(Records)
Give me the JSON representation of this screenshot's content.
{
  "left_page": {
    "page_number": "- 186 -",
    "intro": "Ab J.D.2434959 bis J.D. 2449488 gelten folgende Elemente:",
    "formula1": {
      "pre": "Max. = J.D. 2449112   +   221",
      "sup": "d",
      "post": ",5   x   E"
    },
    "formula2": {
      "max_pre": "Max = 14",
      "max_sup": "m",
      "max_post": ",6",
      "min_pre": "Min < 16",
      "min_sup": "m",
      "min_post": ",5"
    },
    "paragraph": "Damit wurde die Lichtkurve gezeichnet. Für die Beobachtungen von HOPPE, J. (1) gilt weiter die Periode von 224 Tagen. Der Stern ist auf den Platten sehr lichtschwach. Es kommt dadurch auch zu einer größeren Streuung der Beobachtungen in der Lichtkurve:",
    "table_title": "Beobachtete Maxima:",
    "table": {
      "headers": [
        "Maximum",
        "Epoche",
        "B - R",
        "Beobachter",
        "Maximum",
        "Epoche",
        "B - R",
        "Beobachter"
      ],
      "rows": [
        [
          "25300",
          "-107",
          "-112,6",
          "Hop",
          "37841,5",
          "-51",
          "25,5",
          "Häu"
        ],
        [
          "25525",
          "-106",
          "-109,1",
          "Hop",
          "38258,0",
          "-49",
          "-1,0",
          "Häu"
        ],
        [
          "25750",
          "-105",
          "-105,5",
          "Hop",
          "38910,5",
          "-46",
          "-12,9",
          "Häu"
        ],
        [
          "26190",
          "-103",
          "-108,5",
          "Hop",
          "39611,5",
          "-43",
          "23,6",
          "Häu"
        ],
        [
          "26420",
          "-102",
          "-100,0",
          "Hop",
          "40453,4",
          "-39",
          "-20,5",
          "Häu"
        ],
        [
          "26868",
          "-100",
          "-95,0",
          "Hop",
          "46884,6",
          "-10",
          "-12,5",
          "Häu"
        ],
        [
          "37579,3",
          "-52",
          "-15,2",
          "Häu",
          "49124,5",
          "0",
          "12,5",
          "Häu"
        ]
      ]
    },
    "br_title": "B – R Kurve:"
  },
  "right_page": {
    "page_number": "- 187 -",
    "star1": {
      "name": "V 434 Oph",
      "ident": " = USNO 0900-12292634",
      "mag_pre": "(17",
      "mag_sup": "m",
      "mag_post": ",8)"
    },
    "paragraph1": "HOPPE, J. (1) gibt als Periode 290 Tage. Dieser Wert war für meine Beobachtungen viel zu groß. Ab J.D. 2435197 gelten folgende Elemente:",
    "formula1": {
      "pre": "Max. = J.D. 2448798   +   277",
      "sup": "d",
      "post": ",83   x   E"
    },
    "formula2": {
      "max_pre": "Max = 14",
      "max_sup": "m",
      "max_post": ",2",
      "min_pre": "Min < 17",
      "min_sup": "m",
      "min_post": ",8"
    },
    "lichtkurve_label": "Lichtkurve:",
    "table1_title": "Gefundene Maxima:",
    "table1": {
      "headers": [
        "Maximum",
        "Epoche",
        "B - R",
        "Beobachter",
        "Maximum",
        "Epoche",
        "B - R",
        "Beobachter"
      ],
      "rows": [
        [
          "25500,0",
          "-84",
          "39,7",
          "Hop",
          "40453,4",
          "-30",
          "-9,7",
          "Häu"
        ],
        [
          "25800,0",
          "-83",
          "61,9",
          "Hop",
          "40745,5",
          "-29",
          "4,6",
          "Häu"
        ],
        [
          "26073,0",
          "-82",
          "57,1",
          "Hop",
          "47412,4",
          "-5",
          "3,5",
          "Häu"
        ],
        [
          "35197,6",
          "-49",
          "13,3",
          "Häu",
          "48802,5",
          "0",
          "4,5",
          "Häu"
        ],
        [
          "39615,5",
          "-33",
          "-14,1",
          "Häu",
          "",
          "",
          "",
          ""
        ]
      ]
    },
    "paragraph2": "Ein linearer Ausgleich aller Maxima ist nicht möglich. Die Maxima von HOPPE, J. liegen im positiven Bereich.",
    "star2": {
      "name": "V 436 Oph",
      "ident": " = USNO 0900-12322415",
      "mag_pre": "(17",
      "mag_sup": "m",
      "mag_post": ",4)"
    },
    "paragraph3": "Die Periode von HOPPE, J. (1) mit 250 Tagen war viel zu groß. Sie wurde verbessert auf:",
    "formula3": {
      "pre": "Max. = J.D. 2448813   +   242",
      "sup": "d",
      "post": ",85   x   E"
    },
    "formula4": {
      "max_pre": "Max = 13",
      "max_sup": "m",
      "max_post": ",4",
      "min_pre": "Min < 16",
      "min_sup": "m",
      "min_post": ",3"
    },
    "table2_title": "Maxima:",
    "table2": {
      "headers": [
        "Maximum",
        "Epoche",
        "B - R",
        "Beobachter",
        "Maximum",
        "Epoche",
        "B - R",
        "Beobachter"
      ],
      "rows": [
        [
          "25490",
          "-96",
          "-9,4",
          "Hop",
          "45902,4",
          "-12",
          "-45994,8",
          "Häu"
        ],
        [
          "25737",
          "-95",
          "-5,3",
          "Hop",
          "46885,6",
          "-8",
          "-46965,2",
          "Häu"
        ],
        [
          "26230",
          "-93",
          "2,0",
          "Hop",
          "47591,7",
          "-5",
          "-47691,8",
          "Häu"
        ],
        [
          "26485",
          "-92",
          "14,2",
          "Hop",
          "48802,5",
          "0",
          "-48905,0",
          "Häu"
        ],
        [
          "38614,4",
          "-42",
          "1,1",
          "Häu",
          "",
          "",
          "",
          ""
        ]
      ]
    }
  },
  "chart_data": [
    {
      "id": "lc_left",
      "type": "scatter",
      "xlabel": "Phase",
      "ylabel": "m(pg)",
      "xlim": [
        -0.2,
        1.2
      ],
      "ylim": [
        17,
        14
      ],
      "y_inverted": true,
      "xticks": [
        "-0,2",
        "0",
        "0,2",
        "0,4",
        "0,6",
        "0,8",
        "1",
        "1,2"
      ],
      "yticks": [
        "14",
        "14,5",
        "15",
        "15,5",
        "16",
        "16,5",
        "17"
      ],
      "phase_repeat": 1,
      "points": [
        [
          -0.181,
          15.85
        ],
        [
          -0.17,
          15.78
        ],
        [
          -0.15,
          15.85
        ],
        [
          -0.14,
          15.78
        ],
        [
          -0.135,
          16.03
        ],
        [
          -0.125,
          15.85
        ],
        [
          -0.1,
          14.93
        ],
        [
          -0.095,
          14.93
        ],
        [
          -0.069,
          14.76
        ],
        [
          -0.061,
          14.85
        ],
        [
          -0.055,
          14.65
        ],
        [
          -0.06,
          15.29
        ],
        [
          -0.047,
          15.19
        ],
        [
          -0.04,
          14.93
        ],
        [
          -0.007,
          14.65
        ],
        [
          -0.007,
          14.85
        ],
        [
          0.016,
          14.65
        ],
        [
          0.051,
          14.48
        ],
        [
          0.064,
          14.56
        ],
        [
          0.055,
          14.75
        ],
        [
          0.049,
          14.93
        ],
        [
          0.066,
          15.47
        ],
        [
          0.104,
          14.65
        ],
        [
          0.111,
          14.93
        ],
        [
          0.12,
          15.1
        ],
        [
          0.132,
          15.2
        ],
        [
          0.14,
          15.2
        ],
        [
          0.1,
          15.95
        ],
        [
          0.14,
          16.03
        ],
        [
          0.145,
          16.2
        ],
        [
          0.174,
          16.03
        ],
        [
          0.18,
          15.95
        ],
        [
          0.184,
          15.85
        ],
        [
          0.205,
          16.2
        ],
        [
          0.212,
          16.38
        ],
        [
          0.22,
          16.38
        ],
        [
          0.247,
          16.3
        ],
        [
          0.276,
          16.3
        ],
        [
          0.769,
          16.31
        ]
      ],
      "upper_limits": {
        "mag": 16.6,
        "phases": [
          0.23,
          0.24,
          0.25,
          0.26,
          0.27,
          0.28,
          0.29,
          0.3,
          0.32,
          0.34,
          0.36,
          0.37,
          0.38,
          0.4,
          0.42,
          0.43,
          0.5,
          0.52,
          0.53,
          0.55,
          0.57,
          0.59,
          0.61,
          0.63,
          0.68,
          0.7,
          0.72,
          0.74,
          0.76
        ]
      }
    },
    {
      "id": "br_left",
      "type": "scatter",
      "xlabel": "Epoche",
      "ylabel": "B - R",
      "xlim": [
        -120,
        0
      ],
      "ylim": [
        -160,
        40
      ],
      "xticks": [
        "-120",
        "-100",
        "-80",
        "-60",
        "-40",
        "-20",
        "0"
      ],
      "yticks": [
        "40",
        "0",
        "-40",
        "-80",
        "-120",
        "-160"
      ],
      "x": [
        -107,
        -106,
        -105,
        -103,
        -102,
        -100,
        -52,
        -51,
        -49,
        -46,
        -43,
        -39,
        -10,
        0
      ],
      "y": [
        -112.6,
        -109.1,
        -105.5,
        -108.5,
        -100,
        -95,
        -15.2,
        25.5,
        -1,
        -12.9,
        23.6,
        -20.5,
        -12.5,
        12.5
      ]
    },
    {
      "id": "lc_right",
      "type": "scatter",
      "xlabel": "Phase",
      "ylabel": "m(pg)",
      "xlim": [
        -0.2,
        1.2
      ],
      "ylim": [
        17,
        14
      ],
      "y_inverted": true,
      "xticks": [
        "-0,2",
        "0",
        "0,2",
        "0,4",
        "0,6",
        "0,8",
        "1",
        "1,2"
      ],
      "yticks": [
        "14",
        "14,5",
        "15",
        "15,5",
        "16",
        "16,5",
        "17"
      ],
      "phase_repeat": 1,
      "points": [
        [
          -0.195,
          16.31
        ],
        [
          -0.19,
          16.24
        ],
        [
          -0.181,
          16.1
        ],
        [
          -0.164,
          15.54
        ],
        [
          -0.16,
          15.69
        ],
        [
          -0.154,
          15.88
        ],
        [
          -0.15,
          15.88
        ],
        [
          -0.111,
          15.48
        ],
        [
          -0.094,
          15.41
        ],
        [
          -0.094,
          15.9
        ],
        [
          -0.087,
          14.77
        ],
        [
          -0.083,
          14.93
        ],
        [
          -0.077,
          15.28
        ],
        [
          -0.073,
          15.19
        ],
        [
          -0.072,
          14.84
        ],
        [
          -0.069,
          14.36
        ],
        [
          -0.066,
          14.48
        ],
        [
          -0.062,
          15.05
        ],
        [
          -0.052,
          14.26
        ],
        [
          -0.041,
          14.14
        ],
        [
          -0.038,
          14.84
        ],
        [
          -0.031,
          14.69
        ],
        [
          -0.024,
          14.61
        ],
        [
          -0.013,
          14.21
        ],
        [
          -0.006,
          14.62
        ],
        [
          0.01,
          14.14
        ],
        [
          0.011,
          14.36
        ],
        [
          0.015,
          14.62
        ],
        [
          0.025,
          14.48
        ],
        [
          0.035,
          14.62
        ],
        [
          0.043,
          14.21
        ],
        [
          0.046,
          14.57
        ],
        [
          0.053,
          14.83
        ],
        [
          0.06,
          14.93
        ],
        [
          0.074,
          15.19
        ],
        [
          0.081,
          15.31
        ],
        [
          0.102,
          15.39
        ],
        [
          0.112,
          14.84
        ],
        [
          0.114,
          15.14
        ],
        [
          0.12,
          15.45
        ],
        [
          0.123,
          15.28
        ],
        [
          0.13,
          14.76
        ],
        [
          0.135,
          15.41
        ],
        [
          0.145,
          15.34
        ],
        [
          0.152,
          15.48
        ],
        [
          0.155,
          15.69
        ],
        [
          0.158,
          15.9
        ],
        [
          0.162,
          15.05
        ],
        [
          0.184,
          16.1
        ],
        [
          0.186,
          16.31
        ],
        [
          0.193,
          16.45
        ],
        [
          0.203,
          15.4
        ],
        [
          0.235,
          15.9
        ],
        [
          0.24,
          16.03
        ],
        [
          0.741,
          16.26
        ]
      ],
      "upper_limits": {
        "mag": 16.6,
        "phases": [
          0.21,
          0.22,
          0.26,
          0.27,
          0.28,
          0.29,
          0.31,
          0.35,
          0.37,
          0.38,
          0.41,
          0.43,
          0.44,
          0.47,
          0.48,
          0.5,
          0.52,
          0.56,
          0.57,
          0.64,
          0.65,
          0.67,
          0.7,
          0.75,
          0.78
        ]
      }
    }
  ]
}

▶ [AIM OF THE TASK]:
Reply with nothing but the number of lines in the data above that contain "gelten".

▶ [WRITTEN RESPONSE]:
2